• _Direction_
State the number of lines that contain the word "increased", and add nothing else.

Data entries
········
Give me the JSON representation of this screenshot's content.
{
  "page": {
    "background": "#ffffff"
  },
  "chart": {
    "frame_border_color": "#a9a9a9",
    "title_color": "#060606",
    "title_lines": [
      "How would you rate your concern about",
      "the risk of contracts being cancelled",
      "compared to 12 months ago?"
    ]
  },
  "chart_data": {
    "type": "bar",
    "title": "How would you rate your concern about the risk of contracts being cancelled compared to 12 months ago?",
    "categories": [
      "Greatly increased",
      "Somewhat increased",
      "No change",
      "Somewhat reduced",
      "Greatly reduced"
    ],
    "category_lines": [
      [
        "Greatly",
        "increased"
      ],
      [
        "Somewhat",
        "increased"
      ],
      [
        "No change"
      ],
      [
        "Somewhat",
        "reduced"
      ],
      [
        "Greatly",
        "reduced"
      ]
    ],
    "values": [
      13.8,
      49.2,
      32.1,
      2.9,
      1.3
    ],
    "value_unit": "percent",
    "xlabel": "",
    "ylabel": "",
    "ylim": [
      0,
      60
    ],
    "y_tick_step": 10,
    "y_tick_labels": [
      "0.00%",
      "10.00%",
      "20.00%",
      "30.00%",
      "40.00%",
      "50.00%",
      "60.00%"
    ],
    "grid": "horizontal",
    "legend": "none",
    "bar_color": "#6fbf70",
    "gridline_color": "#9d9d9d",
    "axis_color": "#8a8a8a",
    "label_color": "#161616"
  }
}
········
• _Task output_
4